The data: Begin
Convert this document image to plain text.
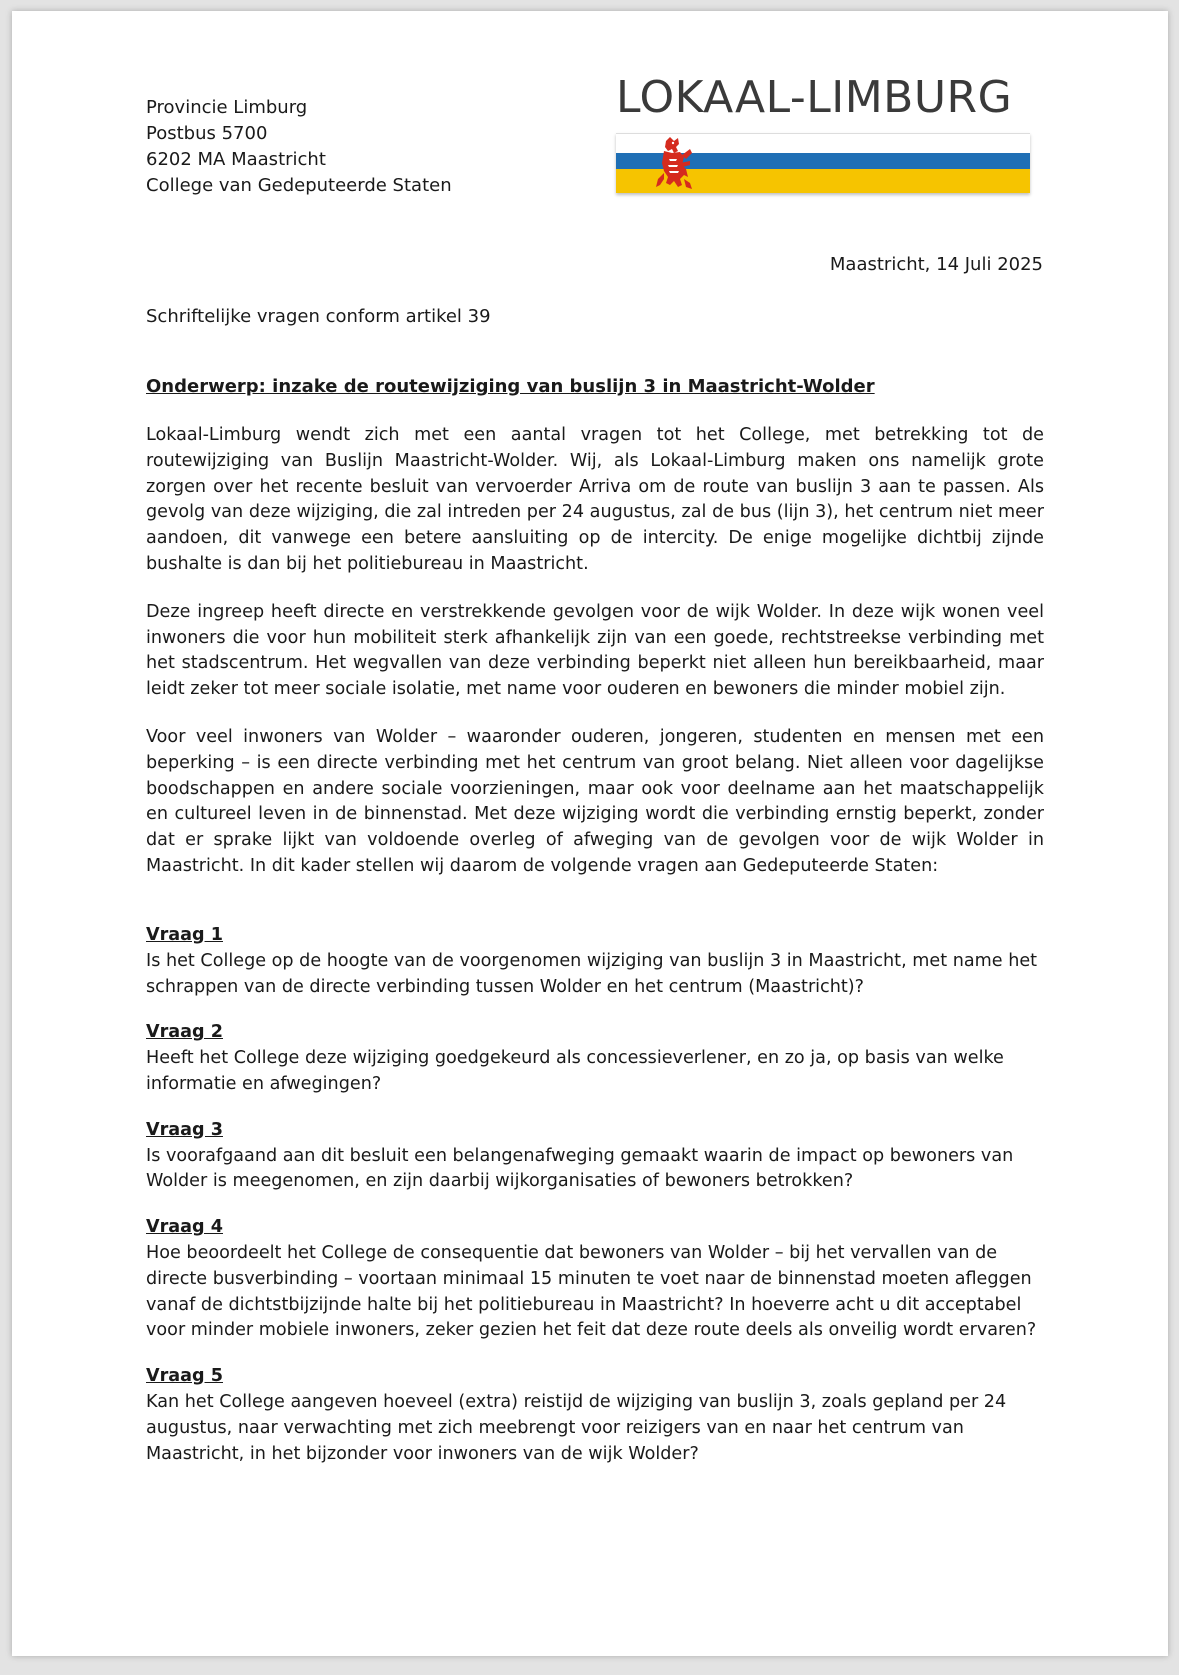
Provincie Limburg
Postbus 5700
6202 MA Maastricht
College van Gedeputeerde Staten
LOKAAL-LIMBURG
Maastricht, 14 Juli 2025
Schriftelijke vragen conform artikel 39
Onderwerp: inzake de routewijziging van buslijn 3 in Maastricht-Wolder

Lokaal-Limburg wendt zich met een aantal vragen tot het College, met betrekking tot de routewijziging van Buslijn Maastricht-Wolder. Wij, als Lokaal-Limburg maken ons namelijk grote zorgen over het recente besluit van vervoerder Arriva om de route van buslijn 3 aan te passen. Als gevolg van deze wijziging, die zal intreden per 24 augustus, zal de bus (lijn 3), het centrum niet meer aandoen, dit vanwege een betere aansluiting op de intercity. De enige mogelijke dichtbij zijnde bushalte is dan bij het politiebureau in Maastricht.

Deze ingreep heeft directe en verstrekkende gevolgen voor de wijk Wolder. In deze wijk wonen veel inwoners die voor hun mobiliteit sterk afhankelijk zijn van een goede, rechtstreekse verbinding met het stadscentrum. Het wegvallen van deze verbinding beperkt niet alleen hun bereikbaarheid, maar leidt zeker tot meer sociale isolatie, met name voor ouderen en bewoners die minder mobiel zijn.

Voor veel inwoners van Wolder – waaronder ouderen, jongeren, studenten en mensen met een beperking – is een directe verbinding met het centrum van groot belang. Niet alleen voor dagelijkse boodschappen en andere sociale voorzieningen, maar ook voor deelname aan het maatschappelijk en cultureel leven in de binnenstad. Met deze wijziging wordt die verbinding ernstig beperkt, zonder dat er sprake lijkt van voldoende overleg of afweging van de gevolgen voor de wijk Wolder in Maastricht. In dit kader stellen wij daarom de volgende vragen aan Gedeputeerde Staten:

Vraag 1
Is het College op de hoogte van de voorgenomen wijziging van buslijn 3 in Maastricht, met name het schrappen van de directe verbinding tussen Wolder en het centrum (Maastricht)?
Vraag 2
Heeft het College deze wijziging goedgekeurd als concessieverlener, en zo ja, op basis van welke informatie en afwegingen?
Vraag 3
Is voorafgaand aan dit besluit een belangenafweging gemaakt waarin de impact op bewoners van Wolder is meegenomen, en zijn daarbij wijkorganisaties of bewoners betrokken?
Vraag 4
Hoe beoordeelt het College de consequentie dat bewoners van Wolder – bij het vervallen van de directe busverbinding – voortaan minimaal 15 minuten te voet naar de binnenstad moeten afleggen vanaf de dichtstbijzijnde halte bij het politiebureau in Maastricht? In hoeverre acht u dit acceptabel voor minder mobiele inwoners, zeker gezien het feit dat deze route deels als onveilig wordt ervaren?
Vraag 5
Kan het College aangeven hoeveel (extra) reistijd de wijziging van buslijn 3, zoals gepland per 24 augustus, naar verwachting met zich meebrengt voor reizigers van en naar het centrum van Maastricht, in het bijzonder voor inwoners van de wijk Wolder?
The data: End
Write out every record above exactly as it stands, but leave out the pictures.

Convert this document image to plain text.
Provincie Limburg
Postbus 5700
6202 MA Maastricht
College van Gedeputeerde Staten
LOKAAL-LIMBURG
Maastricht, 14 Juli 2025
Schriftelijke vragen conform artikel 39
Onderwerp: inzake de routewijziging van buslijn 3 in Maastricht-Wolder

Lokaal-Limburg wendt zich met een aantal vragen tot het College, met betrekking tot de routewijziging van Buslijn Maastricht-Wolder. Wij, als Lokaal-Limburg maken ons namelijk grote zorgen over het recente besluit van vervoerder Arriva om de route van buslijn 3 aan te passen. Als gevolg van deze wijziging, die zal intreden per 24 augustus, zal de bus (lijn 3), het centrum niet meer aandoen, dit vanwege een betere aansluiting op de intercity. De enige mogelijke dichtbij zijnde bushalte is dan bij het politiebureau in Maastricht.

Deze ingreep heeft directe en verstrekkende gevolgen voor de wijk Wolder. In deze wijk wonen veel inwoners die voor hun mobiliteit sterk afhankelijk zijn van een goede, rechtstreekse verbinding met het stadscentrum. Het wegvallen van deze verbinding beperkt niet alleen hun bereikbaarheid, maar leidt zeker tot meer sociale isolatie, met name voor ouderen en bewoners die minder mobiel zijn.

Voor veel inwoners van Wolder – waaronder ouderen, jongeren, studenten en mensen met een beperking – is een directe verbinding met het centrum van groot belang. Niet alleen voor dagelijkse boodschappen en andere sociale voorzieningen, maar ook voor deelname aan het maatschappelijk en cultureel leven in de binnenstad. Met deze wijziging wordt die verbinding ernstig beperkt, zonder dat er sprake lijkt van voldoende overleg of afweging van de gevolgen voor de wijk Wolder in Maastricht. In dit kader stellen wij daarom de volgende vragen aan Gedeputeerde Staten:

Vraag 1
Is het College op de hoogte van de voorgenomen wijziging van buslijn 3 in Maastricht, met name het schrappen van de directe verbinding tussen Wolder en het centrum (Maastricht)?
Vraag 2
Heeft het College deze wijziging goedgekeurd als concessieverlener, en zo ja, op basis van welke informatie en afwegingen?
Vraag 3
Is voorafgaand aan dit besluit een belangenafweging gemaakt waarin de impact op bewoners van Wolder is meegenomen, en zijn daarbij wijkorganisaties of bewoners betrokken?
Vraag 4
Hoe beoordeelt het College de consequentie dat bewoners van Wolder – bij het vervallen van de directe busverbinding – voortaan minimaal 15 minuten te voet naar de binnenstad moeten afleggen vanaf de dichtstbijzijnde halte bij het politiebureau in Maastricht? In hoeverre acht u dit acceptabel voor minder mobiele inwoners, zeker gezien het feit dat deze route deels als onveilig wordt ervaren?
Vraag 5
Kan het College aangeven hoeveel (extra) reistijd de wijziging van buslijn 3, zoals gepland per 24 augustus, naar verwachting met zich meebrengt voor reizigers van en naar het centrum van Maastricht, in het bijzonder voor inwoners van de wijk Wolder?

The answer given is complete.